:: Given problem ::
Below are records to transcribe exactly, without their pictures.

(Dataset excerpt)
########

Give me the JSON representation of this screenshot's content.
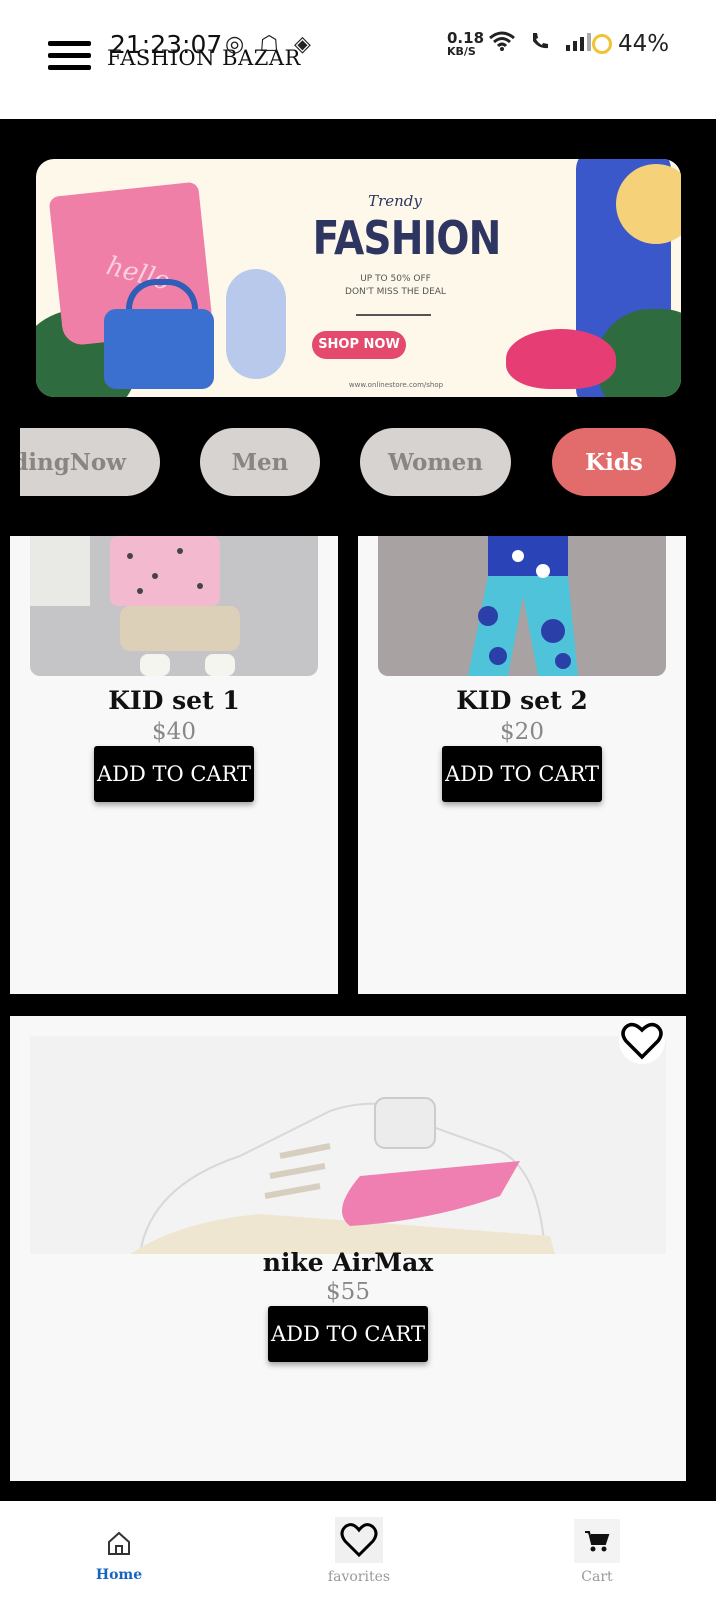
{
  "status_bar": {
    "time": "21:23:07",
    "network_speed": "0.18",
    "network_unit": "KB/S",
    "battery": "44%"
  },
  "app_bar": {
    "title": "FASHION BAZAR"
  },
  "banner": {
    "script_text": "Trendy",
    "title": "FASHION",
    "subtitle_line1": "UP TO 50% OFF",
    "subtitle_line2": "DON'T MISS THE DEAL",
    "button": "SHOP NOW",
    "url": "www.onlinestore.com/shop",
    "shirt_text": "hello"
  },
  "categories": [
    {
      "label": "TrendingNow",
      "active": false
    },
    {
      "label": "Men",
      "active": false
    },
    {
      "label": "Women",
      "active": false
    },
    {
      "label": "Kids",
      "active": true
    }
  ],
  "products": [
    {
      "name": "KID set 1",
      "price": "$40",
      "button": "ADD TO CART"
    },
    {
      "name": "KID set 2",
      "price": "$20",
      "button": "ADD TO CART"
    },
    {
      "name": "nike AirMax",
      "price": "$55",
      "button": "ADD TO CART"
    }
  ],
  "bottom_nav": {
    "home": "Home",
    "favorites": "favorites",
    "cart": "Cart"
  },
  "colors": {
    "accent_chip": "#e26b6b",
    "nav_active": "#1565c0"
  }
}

########

:: Result of this task ::
Give me the JSON representation of this screenshot's content.
{
  "status_bar": {
    "time": "21:23:07",
    "network_speed": "0.18",
    "network_unit": "KB/S",
    "battery": "44%"
  },
  "app_bar": {
    "title": "FASHION BAZAR"
  },
  "banner": {
    "script_text": "Trendy",
    "title": "FASHION",
    "subtitle_line1": "UP TO 50% OFF",
    "subtitle_line2": "DON'T MISS THE DEAL",
    "button": "SHOP NOW",
    "url": "www.onlinestore.com/shop",
    "shirt_text": "hello"
  },
  "categories": [
    {
      "label": "TrendingNow",
      "active": false
    },
    {
      "label": "Men",
      "active": false
    },
    {
      "label": "Women",
      "active": false
    },
    {
      "label": "Kids",
      "active": true
    }
  ],
  "products": [
    {
      "name": "KID set 1",
      "price": "$40",
      "button": "ADD TO CART"
    },
    {
      "name": "KID set 2",
      "price": "$20",
      "button": "ADD TO CART"
    },
    {
      "name": "nike AirMax",
      "price": "$55",
      "button": "ADD TO CART"
    }
  ],
  "bottom_nav": {
    "home": "Home",
    "favorites": "favorites",
    "cart": "Cart"
  },
  "colors": {
    "accent_chip": "#e26b6b",
    "nav_active": "#1565c0"
  }
}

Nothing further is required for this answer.